Stored data:
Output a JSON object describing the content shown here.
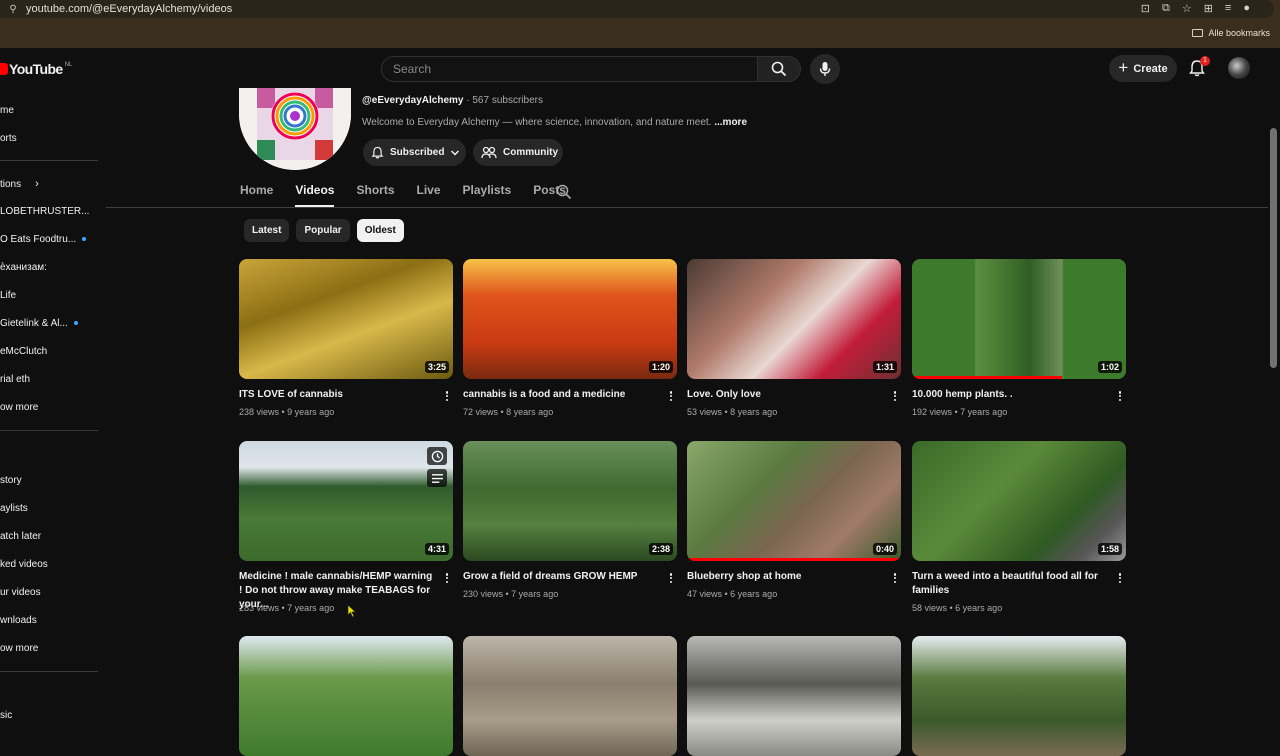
{
  "browser": {
    "url": "youtube.com/@eEverydayAlchemy/videos",
    "bookmarks_label": "Alle bookmarks"
  },
  "masthead": {
    "logo_text": "YouTube",
    "logo_region": "NL",
    "search_placeholder": "Search",
    "create_label": "Create",
    "notification_count": "1"
  },
  "sidebar": {
    "items": [
      {
        "label": "me"
      },
      {
        "label": "orts"
      },
      {
        "label": "tions"
      },
      {
        "label": "LOBETHRUSTER..."
      },
      {
        "label": "O Eats Foodtru...",
        "new": true
      },
      {
        "label": "ѐханизам:"
      },
      {
        "label": "Life"
      },
      {
        "label": " Gietelink & Al...",
        "new": true
      },
      {
        "label": "eMcClutch"
      },
      {
        "label": "rial eth"
      },
      {
        "label": "ow more"
      },
      {
        "label": "story"
      },
      {
        "label": "aylists"
      },
      {
        "label": "atch later"
      },
      {
        "label": "ked videos"
      },
      {
        "label": "ur videos"
      },
      {
        "label": "wnloads"
      },
      {
        "label": "ow more"
      },
      {
        "label": "sic"
      }
    ]
  },
  "channel": {
    "handle": "@eEverydayAlchemy",
    "subscribers": "· 567 subscribers",
    "description": "Welcome to Everyday Alchemy — where science, innovation, and nature meet.",
    "more_label": "...more",
    "subscribed_label": "Subscribed",
    "community_label": "Community"
  },
  "tabs": [
    "Home",
    "Videos",
    "Shorts",
    "Live",
    "Playlists",
    "Posts"
  ],
  "active_tab": "Videos",
  "chips": [
    "Latest",
    "Popular",
    "Oldest"
  ],
  "active_chip": "Oldest",
  "videos": [
    {
      "title": "ITS LOVE of cannabis",
      "meta": "238 views • 9 years ago",
      "duration": "3:25"
    },
    {
      "title": "cannabis is a food and a medicine",
      "meta": "72 views • 8 years ago",
      "duration": "1:20"
    },
    {
      "title": "Love. Only love",
      "meta": "53 views • 8 years ago",
      "duration": "1:31"
    },
    {
      "title": "10.000 hemp plants. .",
      "meta": "192 views • 7 years ago",
      "duration": "1:02",
      "progress": 0.7
    },
    {
      "title": "Medicine ! male cannabis/HEMP warning ! Do not throw away make TEABAGS for your...",
      "meta": "283 views • 7 years ago",
      "duration": "4:31"
    },
    {
      "title": "Grow a field of dreams GROW HEMP",
      "meta": "230 views • 7 years ago",
      "duration": "2:38"
    },
    {
      "title": "Blueberry shop at home",
      "meta": "47 views • 6 years ago",
      "duration": "0:40",
      "progress": 1.0
    },
    {
      "title": "Turn a weed into a beautiful food all for families",
      "meta": "58 views • 6 years ago",
      "duration": "1:58"
    },
    {
      "title": "",
      "meta": "",
      "duration": ""
    },
    {
      "title": "",
      "meta": "",
      "duration": ""
    },
    {
      "title": "",
      "meta": "",
      "duration": ""
    },
    {
      "title": "",
      "meta": "",
      "duration": ""
    }
  ]
}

STATED EXERCISE:
An exact transcription of all the entries is required, without the pictures.

RESULT OF THIS TASK:
Output a JSON object describing the content shown here.
{
  "browser": {
    "url": "youtube.com/@eEverydayAlchemy/videos",
    "bookmarks_label": "Alle bookmarks"
  },
  "masthead": {
    "logo_text": "YouTube",
    "logo_region": "NL",
    "search_placeholder": "Search",
    "create_label": "Create",
    "notification_count": "1"
  },
  "sidebar": {
    "items": [
      {
        "label": "me"
      },
      {
        "label": "orts"
      },
      {
        "label": "tions"
      },
      {
        "label": "LOBETHRUSTER..."
      },
      {
        "label": "O Eats Foodtru...",
        "new": true
      },
      {
        "label": "ѐханизам:"
      },
      {
        "label": "Life"
      },
      {
        "label": " Gietelink & Al...",
        "new": true
      },
      {
        "label": "eMcClutch"
      },
      {
        "label": "rial eth"
      },
      {
        "label": "ow more"
      },
      {
        "label": "story"
      },
      {
        "label": "aylists"
      },
      {
        "label": "atch later"
      },
      {
        "label": "ked videos"
      },
      {
        "label": "ur videos"
      },
      {
        "label": "wnloads"
      },
      {
        "label": "ow more"
      },
      {
        "label": "sic"
      }
    ]
  },
  "channel": {
    "handle": "@eEverydayAlchemy",
    "subscribers": "· 567 subscribers",
    "description": "Welcome to Everyday Alchemy — where science, innovation, and nature meet.",
    "more_label": "...more",
    "subscribed_label": "Subscribed",
    "community_label": "Community"
  },
  "tabs": [
    "Home",
    "Videos",
    "Shorts",
    "Live",
    "Playlists",
    "Posts"
  ],
  "active_tab": "Videos",
  "chips": [
    "Latest",
    "Popular",
    "Oldest"
  ],
  "active_chip": "Oldest",
  "videos": [
    {
      "title": "ITS LOVE of cannabis",
      "meta": "238 views • 9 years ago",
      "duration": "3:25"
    },
    {
      "title": "cannabis is a food and a medicine",
      "meta": "72 views • 8 years ago",
      "duration": "1:20"
    },
    {
      "title": "Love. Only love",
      "meta": "53 views • 8 years ago",
      "duration": "1:31"
    },
    {
      "title": "10.000 hemp plants. .",
      "meta": "192 views • 7 years ago",
      "duration": "1:02",
      "progress": 0.7
    },
    {
      "title": "Medicine ! male cannabis/HEMP warning ! Do not throw away make TEABAGS for your...",
      "meta": "283 views • 7 years ago",
      "duration": "4:31"
    },
    {
      "title": "Grow a field of dreams GROW HEMP",
      "meta": "230 views • 7 years ago",
      "duration": "2:38"
    },
    {
      "title": "Blueberry shop at home",
      "meta": "47 views • 6 years ago",
      "duration": "0:40",
      "progress": 1.0
    },
    {
      "title": "Turn a weed into a beautiful food all for families",
      "meta": "58 views • 6 years ago",
      "duration": "1:58"
    },
    {
      "title": "",
      "meta": "",
      "duration": ""
    },
    {
      "title": "",
      "meta": "",
      "duration": ""
    },
    {
      "title": "",
      "meta": "",
      "duration": ""
    },
    {
      "title": "",
      "meta": "",
      "duration": ""
    }
  ]
}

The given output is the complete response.